▶ [Extracted records]:
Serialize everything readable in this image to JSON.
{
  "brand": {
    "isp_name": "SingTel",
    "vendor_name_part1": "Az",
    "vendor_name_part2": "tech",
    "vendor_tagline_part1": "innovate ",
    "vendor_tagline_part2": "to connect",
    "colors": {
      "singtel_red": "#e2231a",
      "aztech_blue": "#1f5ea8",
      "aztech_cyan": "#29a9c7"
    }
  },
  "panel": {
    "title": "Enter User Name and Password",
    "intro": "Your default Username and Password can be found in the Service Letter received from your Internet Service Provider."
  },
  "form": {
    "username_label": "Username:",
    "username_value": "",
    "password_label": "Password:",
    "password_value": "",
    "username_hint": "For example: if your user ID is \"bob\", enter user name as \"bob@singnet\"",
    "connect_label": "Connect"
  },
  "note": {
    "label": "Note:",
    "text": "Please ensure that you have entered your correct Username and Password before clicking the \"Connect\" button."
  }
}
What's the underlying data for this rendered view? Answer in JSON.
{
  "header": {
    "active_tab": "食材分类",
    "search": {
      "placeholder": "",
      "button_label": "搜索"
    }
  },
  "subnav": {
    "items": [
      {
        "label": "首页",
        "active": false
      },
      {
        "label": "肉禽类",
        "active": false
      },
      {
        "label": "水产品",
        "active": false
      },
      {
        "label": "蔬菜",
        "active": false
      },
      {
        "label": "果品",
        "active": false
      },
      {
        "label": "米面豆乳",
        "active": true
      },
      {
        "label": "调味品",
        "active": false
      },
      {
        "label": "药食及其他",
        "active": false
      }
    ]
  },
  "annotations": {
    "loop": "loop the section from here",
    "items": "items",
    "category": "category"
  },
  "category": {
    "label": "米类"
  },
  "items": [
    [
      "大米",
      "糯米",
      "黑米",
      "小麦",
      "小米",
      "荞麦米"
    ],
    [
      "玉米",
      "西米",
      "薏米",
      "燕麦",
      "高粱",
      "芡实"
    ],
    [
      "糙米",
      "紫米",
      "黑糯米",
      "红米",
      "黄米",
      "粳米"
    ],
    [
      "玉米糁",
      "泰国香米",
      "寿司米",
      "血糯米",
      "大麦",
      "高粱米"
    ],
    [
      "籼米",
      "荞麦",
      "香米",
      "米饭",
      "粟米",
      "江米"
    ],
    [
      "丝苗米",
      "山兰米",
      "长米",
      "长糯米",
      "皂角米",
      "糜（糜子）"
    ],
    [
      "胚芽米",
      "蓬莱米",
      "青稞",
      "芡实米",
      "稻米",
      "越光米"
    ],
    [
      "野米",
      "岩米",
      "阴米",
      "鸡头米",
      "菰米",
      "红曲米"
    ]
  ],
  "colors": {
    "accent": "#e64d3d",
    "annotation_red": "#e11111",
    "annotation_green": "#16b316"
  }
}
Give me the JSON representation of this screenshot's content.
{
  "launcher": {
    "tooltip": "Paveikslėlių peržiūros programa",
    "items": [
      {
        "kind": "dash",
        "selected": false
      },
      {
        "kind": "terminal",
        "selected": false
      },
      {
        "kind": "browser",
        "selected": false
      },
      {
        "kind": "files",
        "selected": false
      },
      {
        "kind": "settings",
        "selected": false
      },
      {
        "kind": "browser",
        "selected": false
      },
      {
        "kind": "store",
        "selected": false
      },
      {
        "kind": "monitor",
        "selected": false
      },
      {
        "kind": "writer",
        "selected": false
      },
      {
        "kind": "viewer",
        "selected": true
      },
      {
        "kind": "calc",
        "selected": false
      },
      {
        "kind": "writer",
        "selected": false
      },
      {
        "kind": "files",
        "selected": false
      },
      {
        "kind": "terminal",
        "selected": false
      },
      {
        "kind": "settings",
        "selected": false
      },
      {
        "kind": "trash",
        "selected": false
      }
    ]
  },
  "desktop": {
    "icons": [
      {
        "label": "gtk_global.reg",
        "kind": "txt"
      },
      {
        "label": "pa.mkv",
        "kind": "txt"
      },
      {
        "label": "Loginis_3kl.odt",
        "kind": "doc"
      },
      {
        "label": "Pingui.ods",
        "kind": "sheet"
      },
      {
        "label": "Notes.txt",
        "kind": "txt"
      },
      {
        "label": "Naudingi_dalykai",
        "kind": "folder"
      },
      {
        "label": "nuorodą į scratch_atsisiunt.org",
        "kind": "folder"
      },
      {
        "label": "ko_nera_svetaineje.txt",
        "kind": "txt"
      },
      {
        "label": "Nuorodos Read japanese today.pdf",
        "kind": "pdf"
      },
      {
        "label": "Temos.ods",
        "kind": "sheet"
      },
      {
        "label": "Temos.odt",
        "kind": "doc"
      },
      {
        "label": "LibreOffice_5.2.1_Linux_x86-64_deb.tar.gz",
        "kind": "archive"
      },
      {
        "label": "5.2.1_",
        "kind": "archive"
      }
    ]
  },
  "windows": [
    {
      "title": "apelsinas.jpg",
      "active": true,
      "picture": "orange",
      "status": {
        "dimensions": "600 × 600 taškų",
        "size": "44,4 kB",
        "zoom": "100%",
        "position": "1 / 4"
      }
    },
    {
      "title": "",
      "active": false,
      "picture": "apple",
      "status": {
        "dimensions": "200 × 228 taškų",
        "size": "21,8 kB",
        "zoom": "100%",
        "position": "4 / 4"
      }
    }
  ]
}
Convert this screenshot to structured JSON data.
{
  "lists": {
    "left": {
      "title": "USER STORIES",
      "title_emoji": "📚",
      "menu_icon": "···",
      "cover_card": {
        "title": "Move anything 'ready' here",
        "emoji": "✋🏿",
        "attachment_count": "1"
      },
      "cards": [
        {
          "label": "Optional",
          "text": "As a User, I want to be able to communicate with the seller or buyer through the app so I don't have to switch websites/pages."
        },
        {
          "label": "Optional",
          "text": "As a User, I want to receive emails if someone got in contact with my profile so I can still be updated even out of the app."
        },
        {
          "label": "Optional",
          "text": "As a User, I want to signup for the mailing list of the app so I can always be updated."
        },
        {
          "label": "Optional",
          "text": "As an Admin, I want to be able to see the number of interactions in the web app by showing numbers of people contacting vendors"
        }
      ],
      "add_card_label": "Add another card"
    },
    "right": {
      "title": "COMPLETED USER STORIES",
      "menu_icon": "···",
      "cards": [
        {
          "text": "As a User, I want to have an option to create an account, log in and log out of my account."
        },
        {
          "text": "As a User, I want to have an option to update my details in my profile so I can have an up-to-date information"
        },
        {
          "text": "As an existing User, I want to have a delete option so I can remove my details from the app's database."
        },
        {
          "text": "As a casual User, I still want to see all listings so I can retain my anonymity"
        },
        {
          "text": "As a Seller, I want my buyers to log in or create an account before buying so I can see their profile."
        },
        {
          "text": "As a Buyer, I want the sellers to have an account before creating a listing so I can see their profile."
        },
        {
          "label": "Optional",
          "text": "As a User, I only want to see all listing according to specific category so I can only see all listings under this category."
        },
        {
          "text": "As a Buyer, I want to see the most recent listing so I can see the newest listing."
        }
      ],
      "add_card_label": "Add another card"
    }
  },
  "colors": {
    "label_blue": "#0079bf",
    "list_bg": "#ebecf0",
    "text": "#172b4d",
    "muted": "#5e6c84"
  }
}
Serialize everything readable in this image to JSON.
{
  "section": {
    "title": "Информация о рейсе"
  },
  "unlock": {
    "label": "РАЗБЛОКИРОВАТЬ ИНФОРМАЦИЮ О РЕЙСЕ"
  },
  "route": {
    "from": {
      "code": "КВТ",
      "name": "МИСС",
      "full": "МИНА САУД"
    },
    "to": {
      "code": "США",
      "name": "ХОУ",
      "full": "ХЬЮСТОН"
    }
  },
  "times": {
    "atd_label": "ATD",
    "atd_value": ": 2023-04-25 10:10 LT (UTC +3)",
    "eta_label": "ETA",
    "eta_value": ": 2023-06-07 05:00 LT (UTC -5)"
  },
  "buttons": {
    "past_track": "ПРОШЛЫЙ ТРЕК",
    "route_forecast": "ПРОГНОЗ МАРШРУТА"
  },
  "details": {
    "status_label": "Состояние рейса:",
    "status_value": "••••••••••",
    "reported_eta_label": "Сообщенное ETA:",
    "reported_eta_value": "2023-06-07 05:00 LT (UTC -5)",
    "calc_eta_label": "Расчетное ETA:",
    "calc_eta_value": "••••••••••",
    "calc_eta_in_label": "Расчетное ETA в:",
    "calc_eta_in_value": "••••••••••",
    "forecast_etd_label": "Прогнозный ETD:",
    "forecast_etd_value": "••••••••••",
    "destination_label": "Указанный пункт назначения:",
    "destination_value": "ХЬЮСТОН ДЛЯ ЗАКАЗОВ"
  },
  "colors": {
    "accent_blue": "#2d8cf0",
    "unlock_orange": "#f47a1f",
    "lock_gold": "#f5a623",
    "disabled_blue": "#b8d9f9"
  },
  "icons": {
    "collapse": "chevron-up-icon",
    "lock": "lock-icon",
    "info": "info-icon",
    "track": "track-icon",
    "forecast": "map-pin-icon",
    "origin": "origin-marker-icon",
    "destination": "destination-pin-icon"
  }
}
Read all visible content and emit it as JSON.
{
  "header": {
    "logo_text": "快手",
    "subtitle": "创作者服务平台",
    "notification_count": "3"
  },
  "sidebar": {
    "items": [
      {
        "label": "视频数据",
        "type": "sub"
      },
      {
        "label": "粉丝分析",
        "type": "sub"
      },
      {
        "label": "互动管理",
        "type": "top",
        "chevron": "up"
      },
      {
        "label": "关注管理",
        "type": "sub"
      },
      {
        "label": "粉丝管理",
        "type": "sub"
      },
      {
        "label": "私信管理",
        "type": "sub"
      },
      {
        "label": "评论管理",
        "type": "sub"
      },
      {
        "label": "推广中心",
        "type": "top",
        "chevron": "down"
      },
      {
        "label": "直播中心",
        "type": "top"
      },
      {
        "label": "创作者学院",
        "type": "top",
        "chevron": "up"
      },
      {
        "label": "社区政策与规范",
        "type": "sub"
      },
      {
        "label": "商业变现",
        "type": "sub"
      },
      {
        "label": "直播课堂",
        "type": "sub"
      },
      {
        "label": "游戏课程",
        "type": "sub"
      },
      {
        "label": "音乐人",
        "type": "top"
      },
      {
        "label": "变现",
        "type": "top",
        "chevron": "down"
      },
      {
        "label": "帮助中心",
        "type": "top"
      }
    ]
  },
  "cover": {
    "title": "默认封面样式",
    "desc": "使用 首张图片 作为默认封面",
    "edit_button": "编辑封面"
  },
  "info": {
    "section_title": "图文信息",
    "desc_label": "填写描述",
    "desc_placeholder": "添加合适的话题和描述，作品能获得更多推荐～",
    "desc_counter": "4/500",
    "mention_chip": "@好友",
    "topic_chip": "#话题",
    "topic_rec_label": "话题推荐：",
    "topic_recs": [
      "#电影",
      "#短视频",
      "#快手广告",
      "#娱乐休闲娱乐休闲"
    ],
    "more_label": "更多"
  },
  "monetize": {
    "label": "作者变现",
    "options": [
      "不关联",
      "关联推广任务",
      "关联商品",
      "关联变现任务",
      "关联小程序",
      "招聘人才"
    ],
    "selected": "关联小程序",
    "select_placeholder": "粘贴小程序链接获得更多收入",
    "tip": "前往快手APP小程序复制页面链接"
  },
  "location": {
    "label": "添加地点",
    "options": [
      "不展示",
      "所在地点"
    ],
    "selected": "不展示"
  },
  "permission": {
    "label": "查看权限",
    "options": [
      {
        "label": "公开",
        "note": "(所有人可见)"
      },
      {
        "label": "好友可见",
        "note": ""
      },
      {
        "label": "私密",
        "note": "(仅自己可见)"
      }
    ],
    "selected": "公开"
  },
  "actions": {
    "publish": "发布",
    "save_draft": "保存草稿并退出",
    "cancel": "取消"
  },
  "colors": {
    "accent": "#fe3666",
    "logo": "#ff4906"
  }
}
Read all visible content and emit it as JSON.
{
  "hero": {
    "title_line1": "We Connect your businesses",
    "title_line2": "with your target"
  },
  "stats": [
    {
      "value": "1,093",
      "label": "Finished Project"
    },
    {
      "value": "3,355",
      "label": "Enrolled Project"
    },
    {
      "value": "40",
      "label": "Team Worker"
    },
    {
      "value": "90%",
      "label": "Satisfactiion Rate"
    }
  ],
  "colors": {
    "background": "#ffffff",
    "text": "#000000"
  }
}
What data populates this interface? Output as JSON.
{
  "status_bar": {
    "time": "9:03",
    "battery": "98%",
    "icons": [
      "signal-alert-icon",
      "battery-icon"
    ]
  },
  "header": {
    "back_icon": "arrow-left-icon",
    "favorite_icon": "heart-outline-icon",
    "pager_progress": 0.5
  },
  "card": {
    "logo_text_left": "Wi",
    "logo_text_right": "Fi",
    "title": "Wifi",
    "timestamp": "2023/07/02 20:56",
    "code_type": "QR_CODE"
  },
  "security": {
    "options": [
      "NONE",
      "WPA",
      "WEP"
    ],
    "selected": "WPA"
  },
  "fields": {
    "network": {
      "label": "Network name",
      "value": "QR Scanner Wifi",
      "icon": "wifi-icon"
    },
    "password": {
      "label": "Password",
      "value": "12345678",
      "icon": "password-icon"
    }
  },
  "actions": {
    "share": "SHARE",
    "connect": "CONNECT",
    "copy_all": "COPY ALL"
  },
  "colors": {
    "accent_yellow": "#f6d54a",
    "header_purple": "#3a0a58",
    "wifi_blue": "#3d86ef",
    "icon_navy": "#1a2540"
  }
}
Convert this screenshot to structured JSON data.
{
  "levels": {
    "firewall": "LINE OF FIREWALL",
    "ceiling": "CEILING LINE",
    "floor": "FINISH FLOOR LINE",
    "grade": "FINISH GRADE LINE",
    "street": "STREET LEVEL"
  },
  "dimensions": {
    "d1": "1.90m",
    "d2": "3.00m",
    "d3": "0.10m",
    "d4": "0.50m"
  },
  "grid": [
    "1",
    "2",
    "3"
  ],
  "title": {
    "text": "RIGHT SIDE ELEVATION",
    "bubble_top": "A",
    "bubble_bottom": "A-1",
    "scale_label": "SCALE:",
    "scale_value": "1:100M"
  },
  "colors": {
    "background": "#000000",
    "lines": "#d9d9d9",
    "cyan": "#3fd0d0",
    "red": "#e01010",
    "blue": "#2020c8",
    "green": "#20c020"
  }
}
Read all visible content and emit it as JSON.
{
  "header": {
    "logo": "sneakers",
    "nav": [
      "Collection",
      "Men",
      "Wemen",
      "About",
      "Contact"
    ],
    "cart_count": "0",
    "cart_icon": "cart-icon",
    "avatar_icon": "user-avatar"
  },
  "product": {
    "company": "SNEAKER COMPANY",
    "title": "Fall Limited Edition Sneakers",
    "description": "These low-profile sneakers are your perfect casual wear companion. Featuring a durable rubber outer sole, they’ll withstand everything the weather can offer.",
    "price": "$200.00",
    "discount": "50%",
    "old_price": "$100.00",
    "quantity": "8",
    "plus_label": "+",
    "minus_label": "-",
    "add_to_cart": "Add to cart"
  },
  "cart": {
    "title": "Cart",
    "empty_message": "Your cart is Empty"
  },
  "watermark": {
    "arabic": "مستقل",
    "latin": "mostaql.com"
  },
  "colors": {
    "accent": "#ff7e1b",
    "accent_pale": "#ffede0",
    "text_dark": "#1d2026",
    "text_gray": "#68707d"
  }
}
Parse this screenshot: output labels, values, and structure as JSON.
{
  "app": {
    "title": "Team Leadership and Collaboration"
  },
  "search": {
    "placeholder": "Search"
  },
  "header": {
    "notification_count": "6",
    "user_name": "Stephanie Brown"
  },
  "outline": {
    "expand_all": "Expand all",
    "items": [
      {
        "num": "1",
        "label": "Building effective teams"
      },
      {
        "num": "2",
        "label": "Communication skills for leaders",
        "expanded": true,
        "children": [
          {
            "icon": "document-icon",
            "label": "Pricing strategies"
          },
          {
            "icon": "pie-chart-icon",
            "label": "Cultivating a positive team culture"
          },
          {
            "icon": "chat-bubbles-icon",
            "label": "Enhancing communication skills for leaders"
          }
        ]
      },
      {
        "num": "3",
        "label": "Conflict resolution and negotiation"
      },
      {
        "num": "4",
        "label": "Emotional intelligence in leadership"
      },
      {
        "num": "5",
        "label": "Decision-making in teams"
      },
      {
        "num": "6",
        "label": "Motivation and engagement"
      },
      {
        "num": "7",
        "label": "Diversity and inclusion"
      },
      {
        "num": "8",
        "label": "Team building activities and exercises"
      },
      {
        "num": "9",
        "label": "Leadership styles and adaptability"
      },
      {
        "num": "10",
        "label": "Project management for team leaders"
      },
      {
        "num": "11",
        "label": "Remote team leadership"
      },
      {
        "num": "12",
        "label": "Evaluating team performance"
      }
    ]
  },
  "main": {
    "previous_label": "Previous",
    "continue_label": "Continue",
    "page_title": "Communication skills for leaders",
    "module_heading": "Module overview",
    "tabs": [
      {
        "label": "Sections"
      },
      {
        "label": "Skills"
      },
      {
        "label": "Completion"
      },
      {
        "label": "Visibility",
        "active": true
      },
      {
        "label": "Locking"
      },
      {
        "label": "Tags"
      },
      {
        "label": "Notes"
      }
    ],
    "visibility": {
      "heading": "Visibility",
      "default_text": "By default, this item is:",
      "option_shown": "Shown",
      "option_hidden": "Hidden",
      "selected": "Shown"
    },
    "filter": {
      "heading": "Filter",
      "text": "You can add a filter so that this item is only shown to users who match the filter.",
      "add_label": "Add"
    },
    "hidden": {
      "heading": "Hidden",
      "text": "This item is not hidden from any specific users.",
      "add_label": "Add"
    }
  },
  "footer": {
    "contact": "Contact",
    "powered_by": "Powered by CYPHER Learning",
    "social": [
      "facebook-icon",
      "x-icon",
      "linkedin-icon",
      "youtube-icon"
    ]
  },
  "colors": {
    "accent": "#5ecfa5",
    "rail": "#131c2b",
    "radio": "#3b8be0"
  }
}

▶ [OBJECTIVE]: Return every line holding the word "Расчетное" from the records.

▶ [WRITTEN REPLY]:
    "calc_eta_label": "Расчетное ETA:",
    "calc_eta_in_label": "Расчетное ETA в:",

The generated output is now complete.